◆ Information provided
··········

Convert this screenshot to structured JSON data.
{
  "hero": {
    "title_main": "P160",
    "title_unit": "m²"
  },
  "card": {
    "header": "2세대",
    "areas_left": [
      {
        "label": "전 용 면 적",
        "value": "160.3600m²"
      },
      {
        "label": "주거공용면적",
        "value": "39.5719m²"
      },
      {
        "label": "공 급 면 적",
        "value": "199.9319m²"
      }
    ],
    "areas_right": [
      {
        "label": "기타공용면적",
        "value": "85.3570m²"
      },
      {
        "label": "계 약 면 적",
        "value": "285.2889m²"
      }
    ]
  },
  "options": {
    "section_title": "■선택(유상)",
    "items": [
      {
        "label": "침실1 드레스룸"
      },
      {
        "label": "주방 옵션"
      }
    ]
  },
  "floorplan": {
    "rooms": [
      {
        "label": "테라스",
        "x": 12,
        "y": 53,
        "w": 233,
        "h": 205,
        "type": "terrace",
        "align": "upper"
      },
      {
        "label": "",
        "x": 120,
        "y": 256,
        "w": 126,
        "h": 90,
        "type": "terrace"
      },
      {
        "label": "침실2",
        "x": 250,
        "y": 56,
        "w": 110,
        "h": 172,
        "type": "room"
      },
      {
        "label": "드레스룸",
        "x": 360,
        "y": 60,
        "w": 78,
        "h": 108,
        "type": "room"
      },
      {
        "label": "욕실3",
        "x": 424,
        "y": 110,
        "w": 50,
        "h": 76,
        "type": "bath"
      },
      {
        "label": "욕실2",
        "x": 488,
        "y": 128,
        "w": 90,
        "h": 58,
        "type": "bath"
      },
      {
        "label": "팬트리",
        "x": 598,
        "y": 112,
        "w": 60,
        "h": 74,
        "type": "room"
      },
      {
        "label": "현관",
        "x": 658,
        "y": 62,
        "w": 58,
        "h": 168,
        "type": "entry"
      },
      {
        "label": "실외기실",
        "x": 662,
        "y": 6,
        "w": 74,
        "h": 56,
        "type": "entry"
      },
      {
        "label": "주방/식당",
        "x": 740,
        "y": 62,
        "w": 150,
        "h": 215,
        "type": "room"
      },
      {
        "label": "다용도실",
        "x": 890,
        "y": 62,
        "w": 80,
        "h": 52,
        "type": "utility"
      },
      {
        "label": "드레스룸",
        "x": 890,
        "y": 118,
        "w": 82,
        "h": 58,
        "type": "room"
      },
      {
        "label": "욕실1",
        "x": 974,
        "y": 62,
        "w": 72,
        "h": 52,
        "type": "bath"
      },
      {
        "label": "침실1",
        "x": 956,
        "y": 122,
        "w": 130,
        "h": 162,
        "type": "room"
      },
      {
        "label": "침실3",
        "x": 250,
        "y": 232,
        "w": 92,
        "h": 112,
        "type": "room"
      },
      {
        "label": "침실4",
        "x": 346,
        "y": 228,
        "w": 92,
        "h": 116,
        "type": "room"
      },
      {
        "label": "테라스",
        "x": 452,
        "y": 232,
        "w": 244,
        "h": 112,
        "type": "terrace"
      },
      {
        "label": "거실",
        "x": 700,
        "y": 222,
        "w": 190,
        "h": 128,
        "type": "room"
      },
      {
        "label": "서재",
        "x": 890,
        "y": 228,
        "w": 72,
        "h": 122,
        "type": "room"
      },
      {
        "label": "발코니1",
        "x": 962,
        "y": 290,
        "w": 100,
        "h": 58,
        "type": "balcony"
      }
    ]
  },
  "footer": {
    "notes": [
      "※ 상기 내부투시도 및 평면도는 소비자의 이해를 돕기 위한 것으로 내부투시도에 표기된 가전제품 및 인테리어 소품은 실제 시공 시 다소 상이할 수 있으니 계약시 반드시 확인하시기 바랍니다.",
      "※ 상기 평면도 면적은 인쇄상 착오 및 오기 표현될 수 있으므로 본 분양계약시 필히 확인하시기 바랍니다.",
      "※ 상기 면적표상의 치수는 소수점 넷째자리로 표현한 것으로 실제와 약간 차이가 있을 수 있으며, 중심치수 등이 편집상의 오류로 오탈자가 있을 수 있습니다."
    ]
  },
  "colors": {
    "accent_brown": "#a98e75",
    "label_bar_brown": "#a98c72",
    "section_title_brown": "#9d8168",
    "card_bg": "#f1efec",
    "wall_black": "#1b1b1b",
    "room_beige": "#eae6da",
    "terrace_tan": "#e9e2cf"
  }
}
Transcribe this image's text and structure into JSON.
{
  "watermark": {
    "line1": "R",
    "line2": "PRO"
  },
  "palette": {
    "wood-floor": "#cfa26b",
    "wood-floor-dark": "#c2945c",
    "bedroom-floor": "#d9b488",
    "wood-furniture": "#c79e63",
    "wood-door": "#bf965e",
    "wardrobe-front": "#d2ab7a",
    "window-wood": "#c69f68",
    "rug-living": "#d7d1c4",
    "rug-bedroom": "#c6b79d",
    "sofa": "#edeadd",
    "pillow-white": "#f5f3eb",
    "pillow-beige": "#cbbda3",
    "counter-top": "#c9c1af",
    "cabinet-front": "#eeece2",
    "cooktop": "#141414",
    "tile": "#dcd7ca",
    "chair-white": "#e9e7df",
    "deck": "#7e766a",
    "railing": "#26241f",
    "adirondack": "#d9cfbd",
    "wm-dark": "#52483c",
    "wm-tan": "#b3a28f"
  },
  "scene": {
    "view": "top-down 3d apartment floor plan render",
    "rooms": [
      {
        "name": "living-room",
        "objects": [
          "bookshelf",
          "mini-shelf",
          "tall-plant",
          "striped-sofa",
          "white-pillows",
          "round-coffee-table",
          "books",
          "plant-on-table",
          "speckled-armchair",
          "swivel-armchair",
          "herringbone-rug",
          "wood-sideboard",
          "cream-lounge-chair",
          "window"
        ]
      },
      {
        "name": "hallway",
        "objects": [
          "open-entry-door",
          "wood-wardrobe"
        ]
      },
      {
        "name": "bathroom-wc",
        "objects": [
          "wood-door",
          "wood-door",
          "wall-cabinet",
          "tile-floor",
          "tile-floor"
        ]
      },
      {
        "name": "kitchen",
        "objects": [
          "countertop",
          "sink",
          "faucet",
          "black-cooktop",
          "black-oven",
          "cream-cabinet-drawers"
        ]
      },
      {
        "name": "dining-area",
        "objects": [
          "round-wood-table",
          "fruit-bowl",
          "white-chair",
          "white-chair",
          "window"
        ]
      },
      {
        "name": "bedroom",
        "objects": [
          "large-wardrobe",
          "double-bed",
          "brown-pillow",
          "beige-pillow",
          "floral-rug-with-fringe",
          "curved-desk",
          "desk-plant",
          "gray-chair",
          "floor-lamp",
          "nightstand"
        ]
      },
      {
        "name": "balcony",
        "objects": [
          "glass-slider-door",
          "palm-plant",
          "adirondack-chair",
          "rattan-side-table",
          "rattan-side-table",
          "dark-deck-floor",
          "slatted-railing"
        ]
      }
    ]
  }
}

··········

Locate all lines that include the word "round" and copy them out.

          "round-coffee-table",
          "round-wood-table",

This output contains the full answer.